◆ **PROVIDED DATA**:
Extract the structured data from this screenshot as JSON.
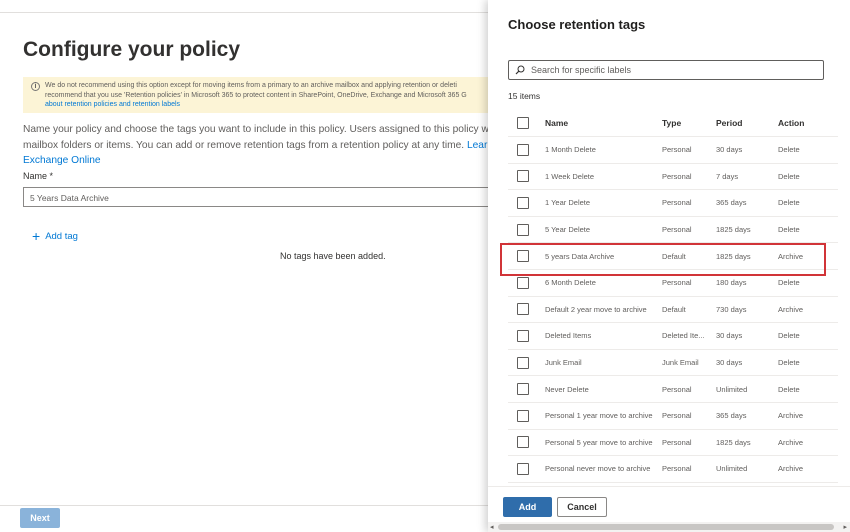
{
  "page": {
    "title": "Configure your policy",
    "warning": {
      "line1": "We do not recommend using this option except for moving items from a primary to an archive mailbox and applying retention or deleti",
      "line2": "recommend that you use 'Retention policies' in Microsoft 365 to protect content in SharePoint, OneDrive, Exchange and Microsoft 365 G",
      "link": "about retention policies and retention labels"
    },
    "description": {
      "line1": "Name your policy and choose the tags you want to include in this policy. Users assigned to this policy will s",
      "line2": "mailbox folders or items. You can add or remove retention tags from a retention policy at any time.",
      "line2_link": "Learn m",
      "line3_link": "Exchange Online"
    },
    "name_label": "Name *",
    "name_value": "5 Years Data Archive",
    "add_tag_label": "Add tag",
    "no_tags_text": "No tags have been added.",
    "next_label": "Next"
  },
  "panel": {
    "title": "Choose retention tags",
    "search_placeholder": "Search for specific labels",
    "items_count": "15 items",
    "columns": {
      "name": "Name",
      "type": "Type",
      "period": "Period",
      "action": "Action"
    },
    "rows": [
      {
        "name": "1 Month Delete",
        "type": "Personal",
        "period": "30 days",
        "action": "Delete"
      },
      {
        "name": "1 Week Delete",
        "type": "Personal",
        "period": "7 days",
        "action": "Delete"
      },
      {
        "name": "1 Year Delete",
        "type": "Personal",
        "period": "365 days",
        "action": "Delete"
      },
      {
        "name": "5 Year Delete",
        "type": "Personal",
        "period": "1825 days",
        "action": "Delete"
      },
      {
        "name": "5 years Data Archive",
        "type": "Default",
        "period": "1825 days",
        "action": "Archive"
      },
      {
        "name": "6 Month Delete",
        "type": "Personal",
        "period": "180 days",
        "action": "Delete"
      },
      {
        "name": "Default 2 year move to archive",
        "type": "Default",
        "period": "730 days",
        "action": "Archive"
      },
      {
        "name": "Deleted Items",
        "type": "Deleted Ite...",
        "period": "30 days",
        "action": "Delete"
      },
      {
        "name": "Junk Email",
        "type": "Junk Email",
        "period": "30 days",
        "action": "Delete"
      },
      {
        "name": "Never Delete",
        "type": "Personal",
        "period": "Unlimited",
        "action": "Delete"
      },
      {
        "name": "Personal 1 year move to archive",
        "type": "Personal",
        "period": "365 days",
        "action": "Archive"
      },
      {
        "name": "Personal 5 year move to archive",
        "type": "Personal",
        "period": "1825 days",
        "action": "Archive"
      },
      {
        "name": "Personal never move to archive",
        "type": "Personal",
        "period": "Unlimited",
        "action": "Archive"
      }
    ],
    "add_label": "Add",
    "cancel_label": "Cancel",
    "scroll_left": "◂",
    "scroll_right": "▸"
  },
  "colors": {
    "accent": "#0078d4",
    "primary_button": "#2f6dab",
    "highlight_border": "#d13438",
    "warning_bg": "#fcf4d6"
  },
  "icons": {
    "search": "search-icon",
    "info": "info-icon",
    "plus": "plus-icon"
  }
}
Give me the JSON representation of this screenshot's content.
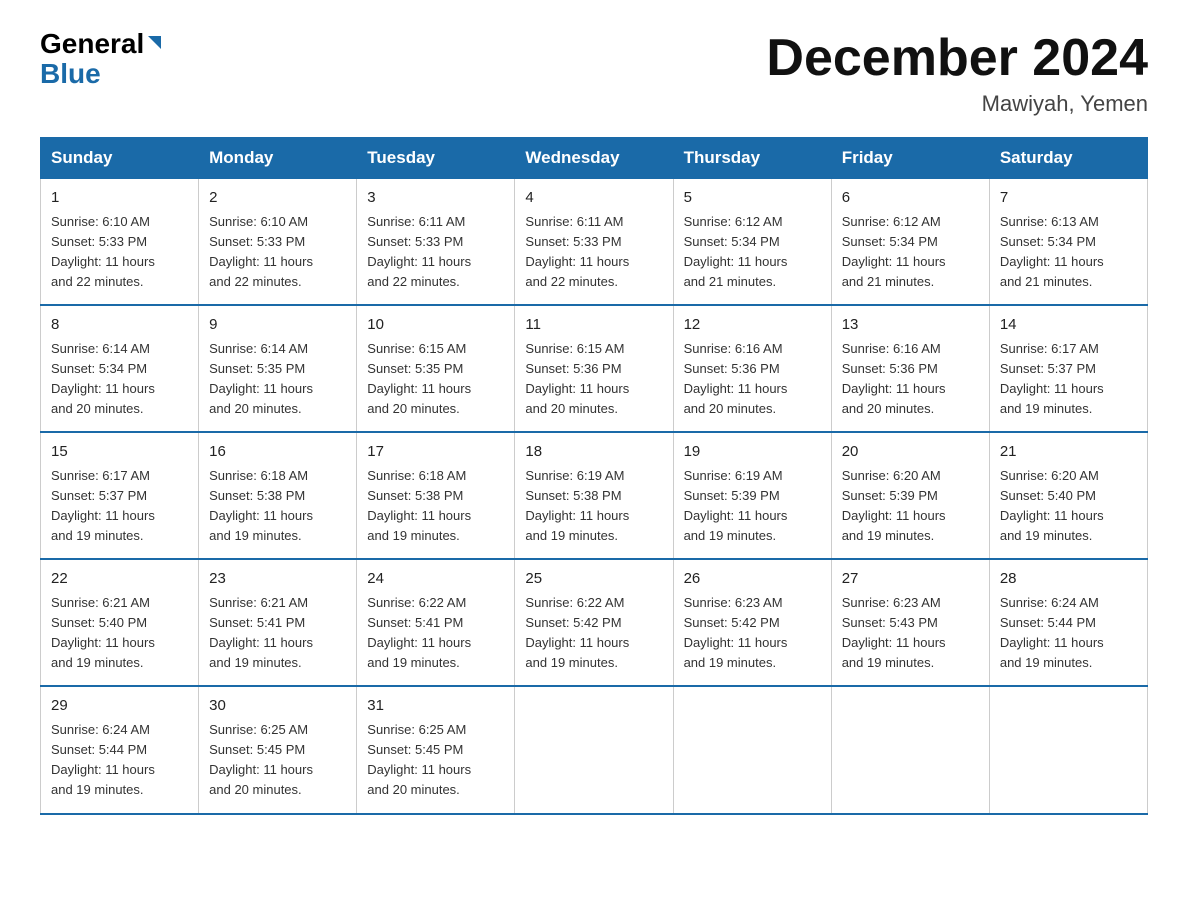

◆ **INSTRUCTION**: Which lines hold the word "title"? Show each one.

◆ **THE COMPLETED TASK**:
    "title": "Configure your policy",
    "title": "Choose retention tags",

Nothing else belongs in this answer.